• _WHAT IS ASKED_: Print the records again, character for character.
-- START RECORD EXCERPTS --
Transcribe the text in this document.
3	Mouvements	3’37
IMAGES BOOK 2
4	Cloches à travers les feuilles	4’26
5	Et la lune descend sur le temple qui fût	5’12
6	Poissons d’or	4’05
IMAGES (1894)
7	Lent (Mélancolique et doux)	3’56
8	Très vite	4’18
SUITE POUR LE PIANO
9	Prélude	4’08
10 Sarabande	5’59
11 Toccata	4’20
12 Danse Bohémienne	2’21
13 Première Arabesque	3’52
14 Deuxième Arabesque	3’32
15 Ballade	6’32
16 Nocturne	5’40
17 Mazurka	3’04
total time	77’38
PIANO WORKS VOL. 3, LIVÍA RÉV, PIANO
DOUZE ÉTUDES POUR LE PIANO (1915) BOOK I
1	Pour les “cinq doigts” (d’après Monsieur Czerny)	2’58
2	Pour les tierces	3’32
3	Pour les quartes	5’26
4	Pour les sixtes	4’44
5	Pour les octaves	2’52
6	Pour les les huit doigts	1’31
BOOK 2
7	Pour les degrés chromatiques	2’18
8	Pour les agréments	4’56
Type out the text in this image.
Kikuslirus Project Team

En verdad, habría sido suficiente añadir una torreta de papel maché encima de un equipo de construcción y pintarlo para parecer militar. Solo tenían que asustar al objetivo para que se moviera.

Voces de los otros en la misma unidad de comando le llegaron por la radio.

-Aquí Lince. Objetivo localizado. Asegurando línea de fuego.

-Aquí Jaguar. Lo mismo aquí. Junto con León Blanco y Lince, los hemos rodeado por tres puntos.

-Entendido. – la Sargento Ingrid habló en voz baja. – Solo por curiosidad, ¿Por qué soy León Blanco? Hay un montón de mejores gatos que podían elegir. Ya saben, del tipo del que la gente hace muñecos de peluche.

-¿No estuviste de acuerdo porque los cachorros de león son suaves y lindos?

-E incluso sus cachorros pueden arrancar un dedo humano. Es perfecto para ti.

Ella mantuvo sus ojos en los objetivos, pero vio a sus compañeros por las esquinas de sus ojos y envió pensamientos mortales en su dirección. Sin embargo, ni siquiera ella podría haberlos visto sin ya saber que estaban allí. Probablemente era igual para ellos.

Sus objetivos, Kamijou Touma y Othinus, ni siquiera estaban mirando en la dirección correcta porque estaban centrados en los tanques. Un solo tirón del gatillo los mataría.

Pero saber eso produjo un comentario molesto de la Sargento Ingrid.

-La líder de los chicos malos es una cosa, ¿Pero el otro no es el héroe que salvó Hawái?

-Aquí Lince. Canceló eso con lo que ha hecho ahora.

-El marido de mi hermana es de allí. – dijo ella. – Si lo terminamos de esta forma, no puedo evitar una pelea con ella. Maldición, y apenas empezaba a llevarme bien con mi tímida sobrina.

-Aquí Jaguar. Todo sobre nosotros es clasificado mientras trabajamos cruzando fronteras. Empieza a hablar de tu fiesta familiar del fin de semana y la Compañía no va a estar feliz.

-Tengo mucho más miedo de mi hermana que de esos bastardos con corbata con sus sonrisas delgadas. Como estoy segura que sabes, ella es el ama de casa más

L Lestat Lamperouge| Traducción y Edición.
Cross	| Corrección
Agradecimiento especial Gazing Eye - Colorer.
-- END RECORD EXCERPTS --
• _EXPECTED OUTPUT_:
Transcribe the text in this document.
3	Mouvements	3’37
IMAGES BOOK 2
4	Cloches à travers les feuilles	4’26
5	Et la lune descend sur le temple qui fût	5’12
6	Poissons d’or	4’05
IMAGES (1894)
7	Lent (Mélancolique et doux)	3’56
8	Très vite	4’18
SUITE POUR LE PIANO
9	Prélude	4’08
10 Sarabande	5’59
11 Toccata	4’20
12 Danse Bohémienne	2’21
13 Première Arabesque	3’52
14 Deuxième Arabesque	3’32
15 Ballade	6’32
16 Nocturne	5’40
17 Mazurka	3’04
total time	77’38
PIANO WORKS VOL. 3, LIVÍA RÉV, PIANO
DOUZE ÉTUDES POUR LE PIANO (1915) BOOK I
1	Pour les “cinq doigts” (d’après Monsieur Czerny)	2’58
2	Pour les tierces	3’32
3	Pour les quartes	5’26
4	Pour les sixtes	4’44
5	Pour les octaves	2’52
6	Pour les les huit doigts	1’31
BOOK 2
7	Pour les degrés chromatiques	2’18
8	Pour les agréments	4’56
Type out the text in this image.
Kikuslirus Project Team

En verdad, habría sido suficiente añadir una torreta de papel maché encima de un equipo de construcción y pintarlo para parecer militar. Solo tenían que asustar al objetivo para que se moviera.

Voces de los otros en la misma unidad de comando le llegaron por la radio.

-Aquí Lince. Objetivo localizado. Asegurando línea de fuego.

-Aquí Jaguar. Lo mismo aquí. Junto con León Blanco y Lince, los hemos rodeado por tres puntos.

-Entendido. – la Sargento Ingrid habló en voz baja. – Solo por curiosidad, ¿Por qué soy León Blanco? Hay un montón de mejores gatos que podían elegir. Ya saben, del tipo del que la gente hace muñecos de peluche.

-¿No estuviste de acuerdo porque los cachorros de león son suaves y lindos?

-E incluso sus cachorros pueden arrancar un dedo humano. Es perfecto para ti.

Ella mantuvo sus ojos en los objetivos, pero vio a sus compañeros por las esquinas de sus ojos y envió pensamientos mortales en su dirección. Sin embargo, ni siquiera ella podría haberlos visto sin ya saber que estaban allí. Probablemente era igual para ellos.

Sus objetivos, Kamijou Touma y Othinus, ni siquiera estaban mirando en la dirección correcta porque estaban centrados en los tanques. Un solo tirón del gatillo los mataría.

Pero saber eso produjo un comentario molesto de la Sargento Ingrid.

-La líder de los chicos malos es una cosa, ¿Pero el otro no es el héroe que salvó Hawái?

-Aquí Lince. Canceló eso con lo que ha hecho ahora.

-El marido de mi hermana es de allí. – dijo ella. – Si lo terminamos de esta forma, no puedo evitar una pelea con ella. Maldición, y apenas empezaba a llevarme bien con mi tímida sobrina.

-Aquí Jaguar. Todo sobre nosotros es clasificado mientras trabajamos cruzando fronteras. Empieza a hablar de tu fiesta familiar del fin de semana y la Compañía no va a estar feliz.

-Tengo mucho más miedo de mi hermana que de esos bastardos con corbata con sus sonrisas delgadas. Como estoy segura que sabes, ella es el ama de casa más

L Lestat Lamperouge| Traducción y Edición.
Cross	| Corrección
Agradecimiento especial Gazing Eye - Colorer.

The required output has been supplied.